Task statement >> Read through the entries below and return each line with the word "записки".

========

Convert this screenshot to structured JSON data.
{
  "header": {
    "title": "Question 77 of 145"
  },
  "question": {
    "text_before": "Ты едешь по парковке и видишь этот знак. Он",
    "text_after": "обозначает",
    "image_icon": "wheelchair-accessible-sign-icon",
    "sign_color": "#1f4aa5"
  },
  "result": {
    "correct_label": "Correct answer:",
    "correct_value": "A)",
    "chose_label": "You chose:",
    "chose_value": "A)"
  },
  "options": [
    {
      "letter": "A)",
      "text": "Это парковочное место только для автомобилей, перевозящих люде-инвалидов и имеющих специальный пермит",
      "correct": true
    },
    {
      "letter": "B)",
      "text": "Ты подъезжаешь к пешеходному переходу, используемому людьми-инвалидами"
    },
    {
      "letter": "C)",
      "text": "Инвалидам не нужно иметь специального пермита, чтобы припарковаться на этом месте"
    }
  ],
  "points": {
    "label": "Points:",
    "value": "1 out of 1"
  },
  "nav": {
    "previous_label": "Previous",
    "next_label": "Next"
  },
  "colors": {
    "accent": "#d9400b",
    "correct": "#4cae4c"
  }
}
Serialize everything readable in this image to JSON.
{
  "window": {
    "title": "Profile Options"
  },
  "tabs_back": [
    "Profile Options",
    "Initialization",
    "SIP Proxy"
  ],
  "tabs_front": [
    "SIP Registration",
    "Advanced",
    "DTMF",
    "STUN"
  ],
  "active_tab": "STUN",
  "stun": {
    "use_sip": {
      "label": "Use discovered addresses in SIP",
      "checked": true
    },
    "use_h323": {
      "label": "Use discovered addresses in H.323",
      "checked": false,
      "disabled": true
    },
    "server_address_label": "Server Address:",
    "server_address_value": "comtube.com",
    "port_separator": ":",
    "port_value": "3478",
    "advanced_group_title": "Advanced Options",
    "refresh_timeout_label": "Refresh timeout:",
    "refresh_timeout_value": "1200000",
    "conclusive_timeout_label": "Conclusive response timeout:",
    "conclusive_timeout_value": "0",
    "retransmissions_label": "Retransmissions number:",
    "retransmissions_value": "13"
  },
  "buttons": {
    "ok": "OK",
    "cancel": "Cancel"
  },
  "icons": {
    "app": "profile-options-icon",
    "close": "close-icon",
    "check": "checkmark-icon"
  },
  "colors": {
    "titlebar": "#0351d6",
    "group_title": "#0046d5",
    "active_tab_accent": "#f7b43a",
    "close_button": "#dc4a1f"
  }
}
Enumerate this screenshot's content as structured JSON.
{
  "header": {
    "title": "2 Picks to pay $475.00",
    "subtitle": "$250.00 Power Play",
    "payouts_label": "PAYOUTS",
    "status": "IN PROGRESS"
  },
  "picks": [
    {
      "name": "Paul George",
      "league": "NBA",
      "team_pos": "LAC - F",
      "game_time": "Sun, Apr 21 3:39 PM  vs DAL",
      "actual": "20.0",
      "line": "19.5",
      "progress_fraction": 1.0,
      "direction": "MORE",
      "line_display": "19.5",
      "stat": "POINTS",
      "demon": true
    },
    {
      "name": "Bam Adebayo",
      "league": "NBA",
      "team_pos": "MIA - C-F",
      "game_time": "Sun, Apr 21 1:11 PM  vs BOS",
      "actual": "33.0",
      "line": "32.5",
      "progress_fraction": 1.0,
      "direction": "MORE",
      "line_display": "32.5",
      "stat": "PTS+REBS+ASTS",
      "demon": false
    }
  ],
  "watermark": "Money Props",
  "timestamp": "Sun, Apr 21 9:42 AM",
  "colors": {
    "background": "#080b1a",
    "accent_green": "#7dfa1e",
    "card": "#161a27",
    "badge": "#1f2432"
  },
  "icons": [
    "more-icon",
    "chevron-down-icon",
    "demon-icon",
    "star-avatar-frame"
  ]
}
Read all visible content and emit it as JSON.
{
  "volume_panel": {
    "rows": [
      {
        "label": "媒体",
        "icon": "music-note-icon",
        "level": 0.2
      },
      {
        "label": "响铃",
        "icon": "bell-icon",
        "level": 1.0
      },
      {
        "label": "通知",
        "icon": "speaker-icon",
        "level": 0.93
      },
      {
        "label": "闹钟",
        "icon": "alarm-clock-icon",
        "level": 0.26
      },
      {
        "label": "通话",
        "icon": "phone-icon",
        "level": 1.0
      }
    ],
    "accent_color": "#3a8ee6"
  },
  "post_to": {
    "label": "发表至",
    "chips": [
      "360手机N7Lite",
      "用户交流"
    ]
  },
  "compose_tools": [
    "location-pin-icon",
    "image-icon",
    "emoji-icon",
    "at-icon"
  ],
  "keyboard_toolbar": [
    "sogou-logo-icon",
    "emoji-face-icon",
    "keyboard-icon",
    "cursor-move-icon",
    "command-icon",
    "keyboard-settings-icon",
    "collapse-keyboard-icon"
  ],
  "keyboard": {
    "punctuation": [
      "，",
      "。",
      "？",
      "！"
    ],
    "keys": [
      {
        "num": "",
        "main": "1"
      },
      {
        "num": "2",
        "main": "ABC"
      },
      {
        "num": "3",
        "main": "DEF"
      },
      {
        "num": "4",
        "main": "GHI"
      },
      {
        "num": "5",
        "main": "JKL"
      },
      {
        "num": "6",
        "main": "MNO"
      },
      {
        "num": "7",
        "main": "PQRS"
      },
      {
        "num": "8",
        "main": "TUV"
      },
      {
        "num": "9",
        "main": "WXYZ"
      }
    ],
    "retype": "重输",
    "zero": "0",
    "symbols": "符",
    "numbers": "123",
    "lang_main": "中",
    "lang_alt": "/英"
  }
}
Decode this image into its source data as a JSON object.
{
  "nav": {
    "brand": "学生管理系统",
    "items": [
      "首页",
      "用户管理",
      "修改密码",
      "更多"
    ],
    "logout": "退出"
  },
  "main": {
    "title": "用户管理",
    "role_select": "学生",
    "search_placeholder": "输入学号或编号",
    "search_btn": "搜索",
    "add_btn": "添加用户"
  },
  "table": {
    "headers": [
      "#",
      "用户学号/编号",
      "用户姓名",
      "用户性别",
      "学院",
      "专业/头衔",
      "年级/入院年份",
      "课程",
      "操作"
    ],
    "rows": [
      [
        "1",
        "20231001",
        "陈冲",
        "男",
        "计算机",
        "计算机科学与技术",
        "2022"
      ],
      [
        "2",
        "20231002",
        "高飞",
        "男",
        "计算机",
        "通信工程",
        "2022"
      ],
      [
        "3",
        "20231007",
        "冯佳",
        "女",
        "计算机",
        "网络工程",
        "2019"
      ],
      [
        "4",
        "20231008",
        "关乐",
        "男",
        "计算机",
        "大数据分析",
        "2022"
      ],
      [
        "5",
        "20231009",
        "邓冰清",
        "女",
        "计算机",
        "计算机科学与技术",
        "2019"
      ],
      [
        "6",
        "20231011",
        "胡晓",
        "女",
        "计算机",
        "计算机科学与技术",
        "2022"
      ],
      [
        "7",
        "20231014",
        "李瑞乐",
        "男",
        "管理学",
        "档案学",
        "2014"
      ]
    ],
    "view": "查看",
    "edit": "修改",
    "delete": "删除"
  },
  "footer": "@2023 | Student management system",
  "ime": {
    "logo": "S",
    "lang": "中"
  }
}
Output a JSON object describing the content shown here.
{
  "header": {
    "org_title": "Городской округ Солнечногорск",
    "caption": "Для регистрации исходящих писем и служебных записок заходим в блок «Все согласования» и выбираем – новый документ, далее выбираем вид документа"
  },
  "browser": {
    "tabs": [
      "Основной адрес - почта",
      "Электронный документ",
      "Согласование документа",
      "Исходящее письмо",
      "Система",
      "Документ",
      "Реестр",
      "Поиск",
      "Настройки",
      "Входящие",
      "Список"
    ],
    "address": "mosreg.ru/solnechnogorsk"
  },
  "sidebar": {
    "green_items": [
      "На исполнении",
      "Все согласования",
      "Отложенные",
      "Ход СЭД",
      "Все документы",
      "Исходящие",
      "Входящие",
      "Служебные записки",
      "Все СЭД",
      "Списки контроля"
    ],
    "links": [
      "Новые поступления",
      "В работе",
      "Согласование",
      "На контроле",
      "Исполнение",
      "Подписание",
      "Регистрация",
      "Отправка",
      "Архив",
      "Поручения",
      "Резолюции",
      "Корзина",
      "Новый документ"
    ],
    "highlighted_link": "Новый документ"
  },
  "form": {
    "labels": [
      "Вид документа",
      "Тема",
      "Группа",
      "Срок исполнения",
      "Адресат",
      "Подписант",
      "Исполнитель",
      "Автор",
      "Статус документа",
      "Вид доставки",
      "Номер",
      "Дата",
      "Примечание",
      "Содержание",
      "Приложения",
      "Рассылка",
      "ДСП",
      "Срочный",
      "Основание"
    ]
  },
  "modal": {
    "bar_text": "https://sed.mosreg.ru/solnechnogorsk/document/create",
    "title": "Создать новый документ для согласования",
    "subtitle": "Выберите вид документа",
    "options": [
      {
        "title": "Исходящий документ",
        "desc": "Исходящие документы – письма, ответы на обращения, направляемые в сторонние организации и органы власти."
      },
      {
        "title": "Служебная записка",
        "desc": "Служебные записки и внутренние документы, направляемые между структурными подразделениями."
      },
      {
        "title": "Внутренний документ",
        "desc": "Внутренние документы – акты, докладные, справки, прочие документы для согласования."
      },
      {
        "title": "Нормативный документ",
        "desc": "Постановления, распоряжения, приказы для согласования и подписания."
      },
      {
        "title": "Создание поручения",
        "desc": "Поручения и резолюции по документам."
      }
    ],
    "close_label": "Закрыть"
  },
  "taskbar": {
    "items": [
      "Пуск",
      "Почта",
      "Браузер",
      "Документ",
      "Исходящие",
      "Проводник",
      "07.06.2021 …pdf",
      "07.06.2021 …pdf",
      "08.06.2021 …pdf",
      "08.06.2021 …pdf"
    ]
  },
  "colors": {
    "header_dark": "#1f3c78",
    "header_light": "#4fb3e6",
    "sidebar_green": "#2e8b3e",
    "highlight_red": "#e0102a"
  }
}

========

Result for this task >>
      "Служебные записки",
        "desc": "Служебные записки и внутренние документы, направляемые между структурными подразделениями."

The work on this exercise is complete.